Exercise details
From the entries that follow, gather each line holding the word "this".

Supplied entries
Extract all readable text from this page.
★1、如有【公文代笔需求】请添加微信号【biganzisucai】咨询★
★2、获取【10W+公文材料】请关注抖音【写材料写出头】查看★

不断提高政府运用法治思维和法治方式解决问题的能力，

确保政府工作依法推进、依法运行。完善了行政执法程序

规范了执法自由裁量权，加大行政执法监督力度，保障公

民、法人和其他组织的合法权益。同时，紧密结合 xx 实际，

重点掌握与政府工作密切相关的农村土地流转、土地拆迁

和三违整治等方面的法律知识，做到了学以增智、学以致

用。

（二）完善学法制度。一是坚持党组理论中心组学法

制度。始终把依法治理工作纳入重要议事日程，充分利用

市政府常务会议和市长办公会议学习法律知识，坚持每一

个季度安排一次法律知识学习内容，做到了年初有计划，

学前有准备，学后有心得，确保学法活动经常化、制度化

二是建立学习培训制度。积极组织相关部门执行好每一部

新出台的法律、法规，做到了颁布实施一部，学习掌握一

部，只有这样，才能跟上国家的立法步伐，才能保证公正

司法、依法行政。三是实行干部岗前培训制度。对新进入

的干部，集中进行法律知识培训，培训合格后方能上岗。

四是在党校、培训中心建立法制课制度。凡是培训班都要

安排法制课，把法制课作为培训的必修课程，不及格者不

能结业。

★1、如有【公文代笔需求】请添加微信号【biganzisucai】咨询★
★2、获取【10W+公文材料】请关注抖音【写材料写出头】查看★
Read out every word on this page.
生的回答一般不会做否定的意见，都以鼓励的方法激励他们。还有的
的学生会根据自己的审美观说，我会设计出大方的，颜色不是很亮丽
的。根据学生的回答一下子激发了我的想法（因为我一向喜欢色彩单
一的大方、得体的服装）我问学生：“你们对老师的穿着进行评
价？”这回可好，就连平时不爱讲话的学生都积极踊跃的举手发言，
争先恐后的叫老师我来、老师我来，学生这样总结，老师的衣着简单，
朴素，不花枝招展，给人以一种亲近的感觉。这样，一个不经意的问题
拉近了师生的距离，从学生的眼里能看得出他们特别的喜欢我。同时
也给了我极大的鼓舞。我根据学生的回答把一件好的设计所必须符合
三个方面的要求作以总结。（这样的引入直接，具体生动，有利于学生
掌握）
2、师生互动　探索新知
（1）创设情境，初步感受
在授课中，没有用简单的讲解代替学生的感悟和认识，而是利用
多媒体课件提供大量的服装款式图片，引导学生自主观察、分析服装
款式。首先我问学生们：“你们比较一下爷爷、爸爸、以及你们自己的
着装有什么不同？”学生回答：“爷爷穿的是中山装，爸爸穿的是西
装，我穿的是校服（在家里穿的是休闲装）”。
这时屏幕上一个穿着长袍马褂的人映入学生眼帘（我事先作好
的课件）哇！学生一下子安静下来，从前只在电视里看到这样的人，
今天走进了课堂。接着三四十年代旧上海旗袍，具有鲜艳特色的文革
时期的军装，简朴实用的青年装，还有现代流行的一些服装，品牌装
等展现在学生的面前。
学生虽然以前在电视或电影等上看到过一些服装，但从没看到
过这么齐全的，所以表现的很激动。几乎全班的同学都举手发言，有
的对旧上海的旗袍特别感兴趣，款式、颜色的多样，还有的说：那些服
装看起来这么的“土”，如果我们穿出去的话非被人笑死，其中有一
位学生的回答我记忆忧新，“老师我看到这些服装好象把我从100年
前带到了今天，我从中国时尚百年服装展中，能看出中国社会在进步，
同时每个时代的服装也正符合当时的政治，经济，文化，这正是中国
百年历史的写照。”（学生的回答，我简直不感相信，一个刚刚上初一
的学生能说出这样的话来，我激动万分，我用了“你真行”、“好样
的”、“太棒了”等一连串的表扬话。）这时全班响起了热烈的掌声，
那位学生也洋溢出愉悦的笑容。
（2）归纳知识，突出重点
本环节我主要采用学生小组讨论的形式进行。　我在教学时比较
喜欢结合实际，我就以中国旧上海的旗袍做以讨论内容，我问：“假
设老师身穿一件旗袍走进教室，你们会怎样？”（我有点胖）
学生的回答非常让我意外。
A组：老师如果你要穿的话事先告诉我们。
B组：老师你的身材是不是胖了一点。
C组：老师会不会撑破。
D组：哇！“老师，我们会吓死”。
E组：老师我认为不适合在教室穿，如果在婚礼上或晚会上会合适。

Result
Extract all readable text from this page.
Read out every word on this page.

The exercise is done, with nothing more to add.